Exercise:
Each entry in the listing below should be restated word for word.

Given records:
=-=-=-=-=
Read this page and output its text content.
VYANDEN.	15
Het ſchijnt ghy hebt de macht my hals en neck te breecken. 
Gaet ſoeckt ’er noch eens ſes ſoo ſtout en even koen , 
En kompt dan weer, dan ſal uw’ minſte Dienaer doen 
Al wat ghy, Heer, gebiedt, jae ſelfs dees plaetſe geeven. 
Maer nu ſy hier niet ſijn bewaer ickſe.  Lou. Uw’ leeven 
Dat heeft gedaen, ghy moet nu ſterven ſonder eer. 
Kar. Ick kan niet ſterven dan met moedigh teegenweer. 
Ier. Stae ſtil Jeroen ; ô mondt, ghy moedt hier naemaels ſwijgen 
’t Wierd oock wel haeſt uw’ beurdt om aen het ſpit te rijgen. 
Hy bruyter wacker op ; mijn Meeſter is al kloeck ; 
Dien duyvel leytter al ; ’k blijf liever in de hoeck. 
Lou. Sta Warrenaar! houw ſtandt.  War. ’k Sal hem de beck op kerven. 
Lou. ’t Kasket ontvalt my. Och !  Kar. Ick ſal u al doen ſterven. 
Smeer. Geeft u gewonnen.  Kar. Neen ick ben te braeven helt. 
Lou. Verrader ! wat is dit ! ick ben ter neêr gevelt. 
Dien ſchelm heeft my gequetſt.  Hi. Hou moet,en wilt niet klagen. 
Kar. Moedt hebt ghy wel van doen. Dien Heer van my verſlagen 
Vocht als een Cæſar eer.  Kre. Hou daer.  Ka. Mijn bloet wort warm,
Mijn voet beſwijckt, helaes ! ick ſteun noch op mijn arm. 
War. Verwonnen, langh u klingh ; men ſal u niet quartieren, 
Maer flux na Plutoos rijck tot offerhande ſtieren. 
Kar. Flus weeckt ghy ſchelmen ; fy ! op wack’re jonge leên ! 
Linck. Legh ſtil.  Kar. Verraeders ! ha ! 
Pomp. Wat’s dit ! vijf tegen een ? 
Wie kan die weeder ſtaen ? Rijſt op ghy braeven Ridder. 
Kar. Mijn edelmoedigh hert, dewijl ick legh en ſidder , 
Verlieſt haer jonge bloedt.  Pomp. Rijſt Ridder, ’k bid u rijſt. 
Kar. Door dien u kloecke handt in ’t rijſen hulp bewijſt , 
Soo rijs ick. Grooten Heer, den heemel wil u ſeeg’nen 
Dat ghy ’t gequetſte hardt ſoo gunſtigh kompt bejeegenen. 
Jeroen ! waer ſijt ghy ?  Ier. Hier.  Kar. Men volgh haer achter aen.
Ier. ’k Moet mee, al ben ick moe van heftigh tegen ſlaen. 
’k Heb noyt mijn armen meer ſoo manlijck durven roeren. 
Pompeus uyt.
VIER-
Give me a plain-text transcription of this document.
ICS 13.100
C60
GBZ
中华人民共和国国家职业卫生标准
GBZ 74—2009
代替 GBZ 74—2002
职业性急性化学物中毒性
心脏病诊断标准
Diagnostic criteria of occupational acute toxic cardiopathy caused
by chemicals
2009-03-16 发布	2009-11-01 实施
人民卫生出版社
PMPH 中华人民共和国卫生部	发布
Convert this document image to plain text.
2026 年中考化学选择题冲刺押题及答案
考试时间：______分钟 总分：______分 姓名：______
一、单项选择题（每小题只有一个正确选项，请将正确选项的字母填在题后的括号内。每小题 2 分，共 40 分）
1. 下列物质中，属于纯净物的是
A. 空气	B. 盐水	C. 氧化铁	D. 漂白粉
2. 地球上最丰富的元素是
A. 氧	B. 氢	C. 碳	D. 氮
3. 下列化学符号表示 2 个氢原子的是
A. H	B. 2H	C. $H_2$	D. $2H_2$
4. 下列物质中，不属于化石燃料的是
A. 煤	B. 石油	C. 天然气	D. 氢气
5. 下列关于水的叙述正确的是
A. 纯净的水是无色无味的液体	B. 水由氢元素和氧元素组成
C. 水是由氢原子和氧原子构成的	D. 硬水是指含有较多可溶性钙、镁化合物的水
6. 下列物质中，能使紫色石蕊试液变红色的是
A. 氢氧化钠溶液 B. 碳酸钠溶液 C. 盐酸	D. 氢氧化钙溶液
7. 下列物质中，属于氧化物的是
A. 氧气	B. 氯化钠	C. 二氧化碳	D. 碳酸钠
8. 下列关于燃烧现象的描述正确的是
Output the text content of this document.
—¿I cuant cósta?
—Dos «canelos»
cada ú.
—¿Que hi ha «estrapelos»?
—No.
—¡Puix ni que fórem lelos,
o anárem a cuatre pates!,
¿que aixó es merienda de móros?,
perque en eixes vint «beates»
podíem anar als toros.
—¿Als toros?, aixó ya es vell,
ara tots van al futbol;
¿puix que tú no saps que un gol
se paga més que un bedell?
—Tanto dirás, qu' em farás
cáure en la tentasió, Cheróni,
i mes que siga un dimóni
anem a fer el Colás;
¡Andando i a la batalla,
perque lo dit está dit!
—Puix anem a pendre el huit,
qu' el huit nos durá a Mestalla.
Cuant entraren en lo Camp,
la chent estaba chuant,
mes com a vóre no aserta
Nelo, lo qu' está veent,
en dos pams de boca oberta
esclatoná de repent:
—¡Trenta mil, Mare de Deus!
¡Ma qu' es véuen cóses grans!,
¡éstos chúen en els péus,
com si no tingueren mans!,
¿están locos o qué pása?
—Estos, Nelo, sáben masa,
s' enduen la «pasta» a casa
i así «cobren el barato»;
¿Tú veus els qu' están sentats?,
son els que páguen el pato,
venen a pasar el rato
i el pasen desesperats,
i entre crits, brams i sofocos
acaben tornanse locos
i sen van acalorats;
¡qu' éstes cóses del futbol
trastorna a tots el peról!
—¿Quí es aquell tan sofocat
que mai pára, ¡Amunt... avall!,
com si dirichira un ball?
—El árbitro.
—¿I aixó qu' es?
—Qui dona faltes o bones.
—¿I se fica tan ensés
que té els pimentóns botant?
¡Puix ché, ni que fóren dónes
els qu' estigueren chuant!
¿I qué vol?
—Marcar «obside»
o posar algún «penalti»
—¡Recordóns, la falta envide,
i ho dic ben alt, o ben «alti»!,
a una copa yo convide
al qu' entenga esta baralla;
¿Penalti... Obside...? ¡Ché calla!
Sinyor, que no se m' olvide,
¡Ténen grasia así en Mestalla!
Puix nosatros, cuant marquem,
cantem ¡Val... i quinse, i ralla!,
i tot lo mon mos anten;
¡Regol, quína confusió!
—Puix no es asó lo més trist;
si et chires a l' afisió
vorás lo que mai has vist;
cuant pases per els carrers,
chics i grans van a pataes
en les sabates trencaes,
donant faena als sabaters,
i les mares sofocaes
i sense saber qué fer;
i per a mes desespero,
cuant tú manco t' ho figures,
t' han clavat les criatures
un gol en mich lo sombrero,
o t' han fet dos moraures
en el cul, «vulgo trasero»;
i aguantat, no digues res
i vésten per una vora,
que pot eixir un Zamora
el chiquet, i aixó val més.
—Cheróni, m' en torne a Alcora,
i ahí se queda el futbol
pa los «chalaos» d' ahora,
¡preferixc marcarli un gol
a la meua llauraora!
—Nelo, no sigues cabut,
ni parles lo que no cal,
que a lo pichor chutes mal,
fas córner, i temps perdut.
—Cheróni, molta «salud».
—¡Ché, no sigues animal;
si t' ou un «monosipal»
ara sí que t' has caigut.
=-=-=-=-=
Final result:
Read this page and output its text content.
VYANDEN.	15
Het ſchijnt ghy hebt de macht my hals en neck te breecken. 
Gaet ſoeckt ’er noch eens ſes ſoo ſtout en even koen , 
En kompt dan weer, dan ſal uw’ minſte Dienaer doen 
Al wat ghy, Heer, gebiedt, jae ſelfs dees plaetſe geeven. 
Maer nu ſy hier niet ſijn bewaer ickſe.  Lou. Uw’ leeven 
Dat heeft gedaen, ghy moet nu ſterven ſonder eer. 
Kar. Ick kan niet ſterven dan met moedigh teegenweer. 
Ier. Stae ſtil Jeroen ; ô mondt, ghy moedt hier naemaels ſwijgen 
’t Wierd oock wel haeſt uw’ beurdt om aen het ſpit te rijgen. 
Hy bruyter wacker op ; mijn Meeſter is al kloeck ; 
Dien duyvel leytter al ; ’k blijf liever in de hoeck. 
Lou. Sta Warrenaar! houw ſtandt.  War. ’k Sal hem de beck op kerven. 
Lou. ’t Kasket ontvalt my. Och !  Kar. Ick ſal u al doen ſterven. 
Smeer. Geeft u gewonnen.  Kar. Neen ick ben te braeven helt. 
Lou. Verrader ! wat is dit ! ick ben ter neêr gevelt. 
Dien ſchelm heeft my gequetſt.  Hi. Hou moet,en wilt niet klagen. 
Kar. Moedt hebt ghy wel van doen. Dien Heer van my verſlagen 
Vocht als een Cæſar eer.  Kre. Hou daer.  Ka. Mijn bloet wort warm,
Mijn voet beſwijckt, helaes ! ick ſteun noch op mijn arm. 
War. Verwonnen, langh u klingh ; men ſal u niet quartieren, 
Maer flux na Plutoos rijck tot offerhande ſtieren. 
Kar. Flus weeckt ghy ſchelmen ; fy ! op wack’re jonge leên ! 
Linck. Legh ſtil.  Kar. Verraeders ! ha ! 
Pomp. Wat’s dit ! vijf tegen een ? 
Wie kan die weeder ſtaen ? Rijſt op ghy braeven Ridder. 
Kar. Mijn edelmoedigh hert, dewijl ick legh en ſidder , 
Verlieſt haer jonge bloedt.  Pomp. Rijſt Ridder, ’k bid u rijſt. 
Kar. Door dien u kloecke handt in ’t rijſen hulp bewijſt , 
Soo rijs ick. Grooten Heer, den heemel wil u ſeeg’nen 
Dat ghy ’t gequetſte hardt ſoo gunſtigh kompt bejeegenen. 
Jeroen ! waer ſijt ghy ?  Ier. Hier.  Kar. Men volgh haer achter aen.
Ier. ’k Moet mee, al ben ick moe van heftigh tegen ſlaen. 
’k Heb noyt mijn armen meer ſoo manlijck durven roeren. 
Pompeus uyt.
VIER-
Give me a plain-text transcription of this document.
ICS 13.100
C60
GBZ
中华人民共和国国家职业卫生标准
GBZ 74—2009
代替 GBZ 74—2002
职业性急性化学物中毒性
心脏病诊断标准
Diagnostic criteria of occupational acute toxic cardiopathy caused
by chemicals
2009-03-16 发布	2009-11-01 实施
人民卫生出版社
PMPH 中华人民共和国卫生部	发布
Convert this document image to plain text.
2026 年中考化学选择题冲刺押题及答案
考试时间：______分钟 总分：______分 姓名：______
一、单项选择题（每小题只有一个正确选项，请将正确选项的字母填在题后的括号内。每小题 2 分，共 40 分）
1. 下列物质中，属于纯净物的是
A. 空气	B. 盐水	C. 氧化铁	D. 漂白粉
2. 地球上最丰富的元素是
A. 氧	B. 氢	C. 碳	D. 氮
3. 下列化学符号表示 2 个氢原子的是
A. H	B. 2H	C. $H_2$	D. $2H_2$
4. 下列物质中，不属于化石燃料的是
A. 煤	B. 石油	C. 天然气	D. 氢气
5. 下列关于水的叙述正确的是
A. 纯净的水是无色无味的液体	B. 水由氢元素和氧元素组成
C. 水是由氢原子和氧原子构成的	D. 硬水是指含有较多可溶性钙、镁化合物的水
6. 下列物质中，能使紫色石蕊试液变红色的是
A. 氢氧化钠溶液 B. 碳酸钠溶液 C. 盐酸	D. 氢氧化钙溶液
7. 下列物质中，属于氧化物的是
A. 氧气	B. 氯化钠	C. 二氧化碳	D. 碳酸钠
8. 下列关于燃烧现象的描述正确的是
Output the text content of this document.
—¿I cuant cósta?
—Dos «canelos»
cada ú.
—¿Que hi ha «estrapelos»?
—No.
—¡Puix ni que fórem lelos,
o anárem a cuatre pates!,
¿que aixó es merienda de móros?,
perque en eixes vint «beates»
podíem anar als toros.
—¿Als toros?, aixó ya es vell,
ara tots van al futbol;
¿puix que tú no saps que un gol
se paga més que un bedell?
—Tanto dirás, qu' em farás
cáure en la tentasió, Cheróni,
i mes que siga un dimóni
anem a fer el Colás;
¡Andando i a la batalla,
perque lo dit está dit!
—Puix anem a pendre el huit,
qu' el huit nos durá a Mestalla.
Cuant entraren en lo Camp,
la chent estaba chuant,
mes com a vóre no aserta
Nelo, lo qu' está veent,
en dos pams de boca oberta
esclatoná de repent:
—¡Trenta mil, Mare de Deus!
¡Ma qu' es véuen cóses grans!,
¡éstos chúen en els péus,
com si no tingueren mans!,
¿están locos o qué pása?
—Estos, Nelo, sáben masa,
s' enduen la «pasta» a casa
i así «cobren el barato»;
¿Tú veus els qu' están sentats?,
son els que páguen el pato,
venen a pasar el rato
i el pasen desesperats,
i entre crits, brams i sofocos
acaben tornanse locos
i sen van acalorats;
¡qu' éstes cóses del futbol
trastorna a tots el peról!
—¿Quí es aquell tan sofocat
que mai pára, ¡Amunt... avall!,
com si dirichira un ball?
—El árbitro.
—¿I aixó qu' es?
—Qui dona faltes o bones.
—¿I se fica tan ensés
que té els pimentóns botant?
¡Puix ché, ni que fóren dónes
els qu' estigueren chuant!
¿I qué vol?
—Marcar «obside»
o posar algún «penalti»
—¡Recordóns, la falta envide,
i ho dic ben alt, o ben «alti»!,
a una copa yo convide
al qu' entenga esta baralla;
¿Penalti... Obside...? ¡Ché calla!
Sinyor, que no se m' olvide,
¡Ténen grasia así en Mestalla!
Puix nosatros, cuant marquem,
cantem ¡Val... i quinse, i ralla!,
i tot lo mon mos anten;
¡Regol, quína confusió!
—Puix no es asó lo més trist;
si et chires a l' afisió
vorás lo que mai has vist;
cuant pases per els carrers,
chics i grans van a pataes
en les sabates trencaes,
donant faena als sabaters,
i les mares sofocaes
i sense saber qué fer;
i per a mes desespero,
cuant tú manco t' ho figures,
t' han clavat les criatures
un gol en mich lo sombrero,
o t' han fet dos moraures
en el cul, «vulgo trasero»;
i aguantat, no digues res
i vésten per una vora,
que pot eixir un Zamora
el chiquet, i aixó val més.
—Cheróni, m' en torne a Alcora,
i ahí se queda el futbol
pa los «chalaos» d' ahora,
¡preferixc marcarli un gol
a la meua llauraora!
—Nelo, no sigues cabut,
ni parles lo que no cal,
que a lo pichor chutes mal,
fas córner, i temps perdut.
—Cheróni, molta «salud».
—¡Ché, no sigues animal;
si t' ou un «monosipal»
ara sí que t' has caigut.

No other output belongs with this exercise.